Stored data entries
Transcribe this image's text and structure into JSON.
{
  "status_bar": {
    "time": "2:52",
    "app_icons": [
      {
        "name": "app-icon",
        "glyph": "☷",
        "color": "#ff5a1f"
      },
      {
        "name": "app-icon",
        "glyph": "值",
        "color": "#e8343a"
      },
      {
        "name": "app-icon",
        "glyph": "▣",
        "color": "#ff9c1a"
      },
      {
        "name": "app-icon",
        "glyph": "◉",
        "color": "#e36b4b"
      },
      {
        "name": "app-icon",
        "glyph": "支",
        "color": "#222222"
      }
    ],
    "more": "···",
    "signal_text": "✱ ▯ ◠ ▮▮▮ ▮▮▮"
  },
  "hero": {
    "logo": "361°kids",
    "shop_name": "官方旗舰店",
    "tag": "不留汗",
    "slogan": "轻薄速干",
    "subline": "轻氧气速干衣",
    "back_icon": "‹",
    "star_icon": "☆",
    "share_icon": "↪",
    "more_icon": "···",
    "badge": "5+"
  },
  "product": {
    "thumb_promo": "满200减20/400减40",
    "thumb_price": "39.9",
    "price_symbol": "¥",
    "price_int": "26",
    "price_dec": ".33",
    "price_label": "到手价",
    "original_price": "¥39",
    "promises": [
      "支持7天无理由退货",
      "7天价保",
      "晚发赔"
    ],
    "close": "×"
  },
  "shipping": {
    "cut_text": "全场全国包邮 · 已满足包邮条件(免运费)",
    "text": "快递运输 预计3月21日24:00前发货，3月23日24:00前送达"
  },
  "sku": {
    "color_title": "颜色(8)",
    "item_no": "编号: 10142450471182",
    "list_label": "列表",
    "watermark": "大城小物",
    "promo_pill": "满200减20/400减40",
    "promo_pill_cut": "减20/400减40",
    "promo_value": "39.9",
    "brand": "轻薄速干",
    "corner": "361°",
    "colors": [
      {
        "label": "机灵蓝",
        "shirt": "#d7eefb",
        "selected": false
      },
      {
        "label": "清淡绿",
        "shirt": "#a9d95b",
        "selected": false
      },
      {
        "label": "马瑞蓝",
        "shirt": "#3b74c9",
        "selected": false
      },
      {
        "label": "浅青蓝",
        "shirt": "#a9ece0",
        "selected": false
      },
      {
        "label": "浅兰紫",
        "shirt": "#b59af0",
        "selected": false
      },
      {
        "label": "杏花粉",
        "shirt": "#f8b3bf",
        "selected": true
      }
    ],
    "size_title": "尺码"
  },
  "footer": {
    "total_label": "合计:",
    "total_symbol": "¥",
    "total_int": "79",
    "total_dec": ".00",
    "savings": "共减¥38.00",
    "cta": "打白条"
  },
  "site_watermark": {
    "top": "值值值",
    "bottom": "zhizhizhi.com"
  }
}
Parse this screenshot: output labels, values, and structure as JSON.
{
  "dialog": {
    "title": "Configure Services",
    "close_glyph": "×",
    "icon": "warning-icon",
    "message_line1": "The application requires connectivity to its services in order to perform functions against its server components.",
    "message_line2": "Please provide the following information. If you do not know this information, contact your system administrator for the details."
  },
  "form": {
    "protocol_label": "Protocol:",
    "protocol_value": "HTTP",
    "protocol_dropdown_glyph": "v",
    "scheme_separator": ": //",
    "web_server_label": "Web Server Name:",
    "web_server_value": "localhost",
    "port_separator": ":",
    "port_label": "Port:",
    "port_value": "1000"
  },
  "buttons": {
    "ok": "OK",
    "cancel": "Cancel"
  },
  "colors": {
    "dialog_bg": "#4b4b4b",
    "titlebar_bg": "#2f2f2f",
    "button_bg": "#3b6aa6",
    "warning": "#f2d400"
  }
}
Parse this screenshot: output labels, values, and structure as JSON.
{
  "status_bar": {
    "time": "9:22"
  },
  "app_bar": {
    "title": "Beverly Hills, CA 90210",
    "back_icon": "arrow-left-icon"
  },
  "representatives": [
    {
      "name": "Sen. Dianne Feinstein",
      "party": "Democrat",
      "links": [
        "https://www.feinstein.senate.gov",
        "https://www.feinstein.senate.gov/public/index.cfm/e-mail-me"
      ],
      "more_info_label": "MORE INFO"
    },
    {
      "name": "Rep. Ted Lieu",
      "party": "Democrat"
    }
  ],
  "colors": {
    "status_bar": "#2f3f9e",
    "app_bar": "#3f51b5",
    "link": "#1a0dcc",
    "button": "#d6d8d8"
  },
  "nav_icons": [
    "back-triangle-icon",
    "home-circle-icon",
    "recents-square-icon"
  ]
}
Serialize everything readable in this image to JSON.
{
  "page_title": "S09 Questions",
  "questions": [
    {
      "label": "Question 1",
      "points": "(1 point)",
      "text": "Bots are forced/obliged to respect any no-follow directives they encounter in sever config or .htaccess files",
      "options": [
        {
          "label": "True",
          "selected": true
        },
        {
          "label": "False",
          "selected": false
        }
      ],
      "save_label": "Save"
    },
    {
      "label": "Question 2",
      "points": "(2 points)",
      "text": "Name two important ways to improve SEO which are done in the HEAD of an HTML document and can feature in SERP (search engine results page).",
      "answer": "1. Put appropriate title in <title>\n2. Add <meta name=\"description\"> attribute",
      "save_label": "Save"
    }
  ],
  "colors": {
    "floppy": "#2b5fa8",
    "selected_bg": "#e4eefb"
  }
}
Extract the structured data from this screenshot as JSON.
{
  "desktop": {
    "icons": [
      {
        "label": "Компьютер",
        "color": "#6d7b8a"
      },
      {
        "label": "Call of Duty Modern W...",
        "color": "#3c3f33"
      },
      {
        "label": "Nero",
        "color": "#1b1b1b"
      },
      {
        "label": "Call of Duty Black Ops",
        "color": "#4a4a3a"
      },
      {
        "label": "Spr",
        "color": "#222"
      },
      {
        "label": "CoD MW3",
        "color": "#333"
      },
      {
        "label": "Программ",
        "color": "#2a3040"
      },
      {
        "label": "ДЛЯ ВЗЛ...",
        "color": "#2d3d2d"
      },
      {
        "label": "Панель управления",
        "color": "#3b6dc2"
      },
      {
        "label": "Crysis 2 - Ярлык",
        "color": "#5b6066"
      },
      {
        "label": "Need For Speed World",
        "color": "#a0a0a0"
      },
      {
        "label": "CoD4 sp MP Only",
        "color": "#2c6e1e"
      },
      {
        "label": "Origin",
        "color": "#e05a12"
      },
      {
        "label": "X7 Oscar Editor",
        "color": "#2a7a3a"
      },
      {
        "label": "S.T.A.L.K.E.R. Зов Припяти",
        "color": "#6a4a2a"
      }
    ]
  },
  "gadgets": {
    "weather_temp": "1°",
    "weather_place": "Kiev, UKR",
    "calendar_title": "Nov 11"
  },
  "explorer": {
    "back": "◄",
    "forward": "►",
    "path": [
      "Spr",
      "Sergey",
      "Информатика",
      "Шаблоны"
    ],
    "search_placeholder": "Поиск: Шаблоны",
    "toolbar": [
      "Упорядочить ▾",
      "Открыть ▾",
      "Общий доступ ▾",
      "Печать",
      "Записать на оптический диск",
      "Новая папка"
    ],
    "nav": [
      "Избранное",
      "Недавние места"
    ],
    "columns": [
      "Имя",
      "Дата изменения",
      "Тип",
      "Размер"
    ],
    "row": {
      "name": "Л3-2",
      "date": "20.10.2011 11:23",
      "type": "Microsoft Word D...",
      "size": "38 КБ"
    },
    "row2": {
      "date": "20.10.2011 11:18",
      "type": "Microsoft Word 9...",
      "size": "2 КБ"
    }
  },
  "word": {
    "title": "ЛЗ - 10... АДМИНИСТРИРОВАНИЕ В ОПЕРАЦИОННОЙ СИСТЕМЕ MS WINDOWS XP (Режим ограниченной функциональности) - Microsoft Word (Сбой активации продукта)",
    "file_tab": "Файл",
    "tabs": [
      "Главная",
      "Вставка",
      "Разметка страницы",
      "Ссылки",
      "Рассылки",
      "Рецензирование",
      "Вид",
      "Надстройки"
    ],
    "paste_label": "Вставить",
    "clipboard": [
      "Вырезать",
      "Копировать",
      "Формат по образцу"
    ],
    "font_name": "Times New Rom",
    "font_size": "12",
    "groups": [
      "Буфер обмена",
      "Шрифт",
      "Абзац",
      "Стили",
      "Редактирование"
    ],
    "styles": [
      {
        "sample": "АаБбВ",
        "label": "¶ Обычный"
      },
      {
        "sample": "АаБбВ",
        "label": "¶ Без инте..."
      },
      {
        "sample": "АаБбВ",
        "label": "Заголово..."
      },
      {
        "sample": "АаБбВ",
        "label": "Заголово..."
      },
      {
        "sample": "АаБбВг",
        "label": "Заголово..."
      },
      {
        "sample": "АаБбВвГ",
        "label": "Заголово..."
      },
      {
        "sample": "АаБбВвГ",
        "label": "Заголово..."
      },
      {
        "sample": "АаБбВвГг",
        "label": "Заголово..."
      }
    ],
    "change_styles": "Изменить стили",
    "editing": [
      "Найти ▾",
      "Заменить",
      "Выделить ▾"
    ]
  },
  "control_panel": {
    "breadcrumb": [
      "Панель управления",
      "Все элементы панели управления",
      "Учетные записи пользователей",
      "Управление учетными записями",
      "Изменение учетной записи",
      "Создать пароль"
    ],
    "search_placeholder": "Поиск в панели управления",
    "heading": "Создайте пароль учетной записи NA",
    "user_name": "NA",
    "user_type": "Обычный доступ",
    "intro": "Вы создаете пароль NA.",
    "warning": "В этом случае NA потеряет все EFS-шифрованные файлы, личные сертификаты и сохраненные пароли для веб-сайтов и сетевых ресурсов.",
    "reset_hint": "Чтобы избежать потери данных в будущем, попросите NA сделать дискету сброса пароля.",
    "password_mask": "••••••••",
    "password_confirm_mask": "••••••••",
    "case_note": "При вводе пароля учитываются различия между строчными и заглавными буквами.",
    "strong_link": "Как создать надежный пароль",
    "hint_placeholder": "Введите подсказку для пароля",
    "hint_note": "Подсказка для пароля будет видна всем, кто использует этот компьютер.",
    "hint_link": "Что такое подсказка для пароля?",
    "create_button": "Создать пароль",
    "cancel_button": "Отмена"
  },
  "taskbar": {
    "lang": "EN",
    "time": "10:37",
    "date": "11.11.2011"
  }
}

__What the task requires__. From the listing above, find the number of lines with the word "Call" in them. Answer with the number only.

__Full output__. 2